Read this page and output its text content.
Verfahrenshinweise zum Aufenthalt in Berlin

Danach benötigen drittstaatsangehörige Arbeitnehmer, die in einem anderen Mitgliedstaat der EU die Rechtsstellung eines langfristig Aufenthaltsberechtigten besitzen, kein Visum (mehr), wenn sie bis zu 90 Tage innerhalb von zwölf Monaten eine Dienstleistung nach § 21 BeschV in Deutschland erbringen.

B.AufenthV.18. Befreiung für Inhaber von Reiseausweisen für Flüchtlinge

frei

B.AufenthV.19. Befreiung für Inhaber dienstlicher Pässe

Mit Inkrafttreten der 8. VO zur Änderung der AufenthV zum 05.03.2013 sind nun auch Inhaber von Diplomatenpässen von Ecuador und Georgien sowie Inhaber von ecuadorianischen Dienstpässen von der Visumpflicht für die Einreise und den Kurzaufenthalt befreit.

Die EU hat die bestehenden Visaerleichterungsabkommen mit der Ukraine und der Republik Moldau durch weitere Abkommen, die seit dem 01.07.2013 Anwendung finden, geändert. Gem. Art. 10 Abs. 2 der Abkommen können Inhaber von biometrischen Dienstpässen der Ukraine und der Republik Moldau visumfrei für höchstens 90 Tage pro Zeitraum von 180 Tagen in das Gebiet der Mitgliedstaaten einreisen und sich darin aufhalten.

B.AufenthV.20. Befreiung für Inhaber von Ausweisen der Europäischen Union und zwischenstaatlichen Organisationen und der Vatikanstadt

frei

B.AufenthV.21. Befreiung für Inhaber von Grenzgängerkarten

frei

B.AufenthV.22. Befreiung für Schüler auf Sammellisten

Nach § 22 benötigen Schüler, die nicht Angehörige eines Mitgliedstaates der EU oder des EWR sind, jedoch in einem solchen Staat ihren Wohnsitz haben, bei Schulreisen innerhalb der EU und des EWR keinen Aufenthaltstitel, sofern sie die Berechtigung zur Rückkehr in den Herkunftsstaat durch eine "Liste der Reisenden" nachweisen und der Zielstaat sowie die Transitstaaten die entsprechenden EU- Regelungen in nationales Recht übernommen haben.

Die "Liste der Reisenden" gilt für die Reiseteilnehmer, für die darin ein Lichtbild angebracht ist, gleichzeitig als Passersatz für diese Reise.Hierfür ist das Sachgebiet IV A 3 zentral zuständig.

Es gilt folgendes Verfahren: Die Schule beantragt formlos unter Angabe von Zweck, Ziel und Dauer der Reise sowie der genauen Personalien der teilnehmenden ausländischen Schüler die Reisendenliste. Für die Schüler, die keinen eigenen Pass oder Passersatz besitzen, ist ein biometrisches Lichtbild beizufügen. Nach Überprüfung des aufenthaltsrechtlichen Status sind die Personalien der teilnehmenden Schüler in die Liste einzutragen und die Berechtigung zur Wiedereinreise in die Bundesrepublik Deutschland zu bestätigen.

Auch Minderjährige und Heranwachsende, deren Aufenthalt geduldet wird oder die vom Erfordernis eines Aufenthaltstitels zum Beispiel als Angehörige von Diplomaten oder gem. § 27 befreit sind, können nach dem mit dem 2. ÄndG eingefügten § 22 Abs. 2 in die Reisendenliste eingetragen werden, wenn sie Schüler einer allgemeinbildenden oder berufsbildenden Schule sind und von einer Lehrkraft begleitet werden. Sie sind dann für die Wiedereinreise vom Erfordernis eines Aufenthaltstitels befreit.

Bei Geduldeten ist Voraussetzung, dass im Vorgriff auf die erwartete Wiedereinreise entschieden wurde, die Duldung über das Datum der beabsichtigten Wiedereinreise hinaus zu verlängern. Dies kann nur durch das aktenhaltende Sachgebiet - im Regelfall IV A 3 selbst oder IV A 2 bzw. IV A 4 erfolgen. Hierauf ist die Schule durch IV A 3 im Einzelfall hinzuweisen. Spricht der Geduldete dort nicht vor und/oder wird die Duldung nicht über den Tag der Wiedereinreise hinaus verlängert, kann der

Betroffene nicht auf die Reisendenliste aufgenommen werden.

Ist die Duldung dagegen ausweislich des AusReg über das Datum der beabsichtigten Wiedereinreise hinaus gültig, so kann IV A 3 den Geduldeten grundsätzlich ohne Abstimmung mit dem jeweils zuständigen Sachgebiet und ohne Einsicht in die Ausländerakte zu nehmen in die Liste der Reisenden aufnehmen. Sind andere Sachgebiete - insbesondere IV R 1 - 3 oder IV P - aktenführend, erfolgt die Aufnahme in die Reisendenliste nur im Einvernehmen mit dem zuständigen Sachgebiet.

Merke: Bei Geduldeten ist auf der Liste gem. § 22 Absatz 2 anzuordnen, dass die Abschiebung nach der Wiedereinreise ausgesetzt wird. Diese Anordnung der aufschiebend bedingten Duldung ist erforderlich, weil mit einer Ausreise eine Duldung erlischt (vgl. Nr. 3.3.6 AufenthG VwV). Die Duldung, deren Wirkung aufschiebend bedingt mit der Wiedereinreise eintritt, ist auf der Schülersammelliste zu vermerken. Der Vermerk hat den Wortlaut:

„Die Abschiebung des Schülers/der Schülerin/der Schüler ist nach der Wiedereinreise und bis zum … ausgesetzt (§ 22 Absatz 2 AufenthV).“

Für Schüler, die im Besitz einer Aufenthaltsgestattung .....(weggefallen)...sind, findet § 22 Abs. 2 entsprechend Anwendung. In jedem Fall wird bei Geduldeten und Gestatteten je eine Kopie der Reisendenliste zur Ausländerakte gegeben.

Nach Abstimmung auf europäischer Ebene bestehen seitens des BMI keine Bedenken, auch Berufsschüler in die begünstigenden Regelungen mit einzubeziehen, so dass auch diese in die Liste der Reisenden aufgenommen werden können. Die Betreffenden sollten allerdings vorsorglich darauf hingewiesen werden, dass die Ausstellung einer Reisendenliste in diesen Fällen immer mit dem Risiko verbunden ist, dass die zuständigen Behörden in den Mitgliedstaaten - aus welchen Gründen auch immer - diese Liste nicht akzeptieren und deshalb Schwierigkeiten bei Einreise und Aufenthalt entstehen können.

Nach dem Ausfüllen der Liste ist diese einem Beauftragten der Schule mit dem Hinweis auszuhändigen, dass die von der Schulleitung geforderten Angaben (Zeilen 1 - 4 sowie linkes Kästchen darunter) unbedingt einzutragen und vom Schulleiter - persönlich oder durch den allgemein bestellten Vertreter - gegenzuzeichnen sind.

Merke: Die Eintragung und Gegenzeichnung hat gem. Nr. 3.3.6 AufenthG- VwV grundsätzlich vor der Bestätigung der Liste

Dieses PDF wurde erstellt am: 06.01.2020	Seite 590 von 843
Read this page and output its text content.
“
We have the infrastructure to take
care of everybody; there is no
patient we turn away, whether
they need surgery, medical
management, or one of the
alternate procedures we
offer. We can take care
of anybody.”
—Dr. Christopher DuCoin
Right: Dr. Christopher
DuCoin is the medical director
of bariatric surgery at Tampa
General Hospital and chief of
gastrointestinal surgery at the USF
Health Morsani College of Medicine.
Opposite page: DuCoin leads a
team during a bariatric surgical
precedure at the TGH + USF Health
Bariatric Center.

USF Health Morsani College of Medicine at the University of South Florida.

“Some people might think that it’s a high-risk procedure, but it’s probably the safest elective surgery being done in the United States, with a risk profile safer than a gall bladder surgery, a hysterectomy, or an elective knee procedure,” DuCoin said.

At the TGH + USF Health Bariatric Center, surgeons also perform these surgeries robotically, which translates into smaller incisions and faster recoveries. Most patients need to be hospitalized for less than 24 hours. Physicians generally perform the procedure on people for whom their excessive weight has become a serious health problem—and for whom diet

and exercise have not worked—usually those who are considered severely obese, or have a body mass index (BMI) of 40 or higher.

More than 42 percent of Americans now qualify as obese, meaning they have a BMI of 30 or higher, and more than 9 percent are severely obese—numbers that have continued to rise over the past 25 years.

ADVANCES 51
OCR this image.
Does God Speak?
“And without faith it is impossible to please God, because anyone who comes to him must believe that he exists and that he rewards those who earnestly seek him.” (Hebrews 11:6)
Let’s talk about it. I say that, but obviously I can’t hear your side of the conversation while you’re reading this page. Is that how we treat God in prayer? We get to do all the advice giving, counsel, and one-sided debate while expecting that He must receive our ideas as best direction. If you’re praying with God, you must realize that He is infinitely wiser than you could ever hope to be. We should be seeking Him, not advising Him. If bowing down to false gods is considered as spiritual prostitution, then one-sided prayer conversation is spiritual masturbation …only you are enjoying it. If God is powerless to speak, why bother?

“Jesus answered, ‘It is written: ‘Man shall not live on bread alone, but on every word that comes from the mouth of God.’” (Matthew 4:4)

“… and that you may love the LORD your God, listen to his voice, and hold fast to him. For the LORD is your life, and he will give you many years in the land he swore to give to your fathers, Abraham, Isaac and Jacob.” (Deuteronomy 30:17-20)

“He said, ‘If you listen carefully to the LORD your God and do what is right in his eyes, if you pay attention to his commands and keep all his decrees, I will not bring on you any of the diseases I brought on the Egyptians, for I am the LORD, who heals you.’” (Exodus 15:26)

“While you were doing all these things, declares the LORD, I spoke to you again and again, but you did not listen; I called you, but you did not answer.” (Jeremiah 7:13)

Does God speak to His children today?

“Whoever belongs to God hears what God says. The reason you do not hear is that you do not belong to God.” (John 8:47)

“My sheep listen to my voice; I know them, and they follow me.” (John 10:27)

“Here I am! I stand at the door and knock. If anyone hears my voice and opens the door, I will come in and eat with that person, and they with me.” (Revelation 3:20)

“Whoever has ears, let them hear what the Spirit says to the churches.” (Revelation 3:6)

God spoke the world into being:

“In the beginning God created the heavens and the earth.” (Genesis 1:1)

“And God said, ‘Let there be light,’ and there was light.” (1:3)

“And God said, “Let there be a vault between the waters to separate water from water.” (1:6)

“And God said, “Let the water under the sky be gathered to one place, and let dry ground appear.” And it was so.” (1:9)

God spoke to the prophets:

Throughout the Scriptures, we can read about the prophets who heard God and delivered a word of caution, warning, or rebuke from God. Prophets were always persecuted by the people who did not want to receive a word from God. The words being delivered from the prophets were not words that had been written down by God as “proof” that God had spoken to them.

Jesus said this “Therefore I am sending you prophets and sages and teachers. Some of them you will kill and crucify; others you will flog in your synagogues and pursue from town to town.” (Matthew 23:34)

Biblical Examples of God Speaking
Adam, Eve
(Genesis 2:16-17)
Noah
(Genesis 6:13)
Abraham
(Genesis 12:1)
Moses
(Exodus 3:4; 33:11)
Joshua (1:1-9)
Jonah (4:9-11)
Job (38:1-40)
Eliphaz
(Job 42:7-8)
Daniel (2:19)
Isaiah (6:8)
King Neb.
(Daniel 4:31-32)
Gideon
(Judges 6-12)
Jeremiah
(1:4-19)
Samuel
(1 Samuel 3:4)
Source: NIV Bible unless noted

> _ABOUT THIS EXERCISE_: The required output is a copy of each line in the records where the string "these" occurs.

> _YOUR SOLUTION_:
At the TGH + USF Health Bariatric Center, surgeons also perform these surgeries robotically, which translates into smaller incisions and faster recoveries. Most patients need to be hospitalized for less than 24 hours. Physicians generally perform the procedure on people for whom their excessive weight has become a serious health problem—and for whom diet
“While you were doing all these things, declares the LORD, I spoke to you again and again, but you did not listen; I called you, but you did not answer.” (Jeremiah 7:13)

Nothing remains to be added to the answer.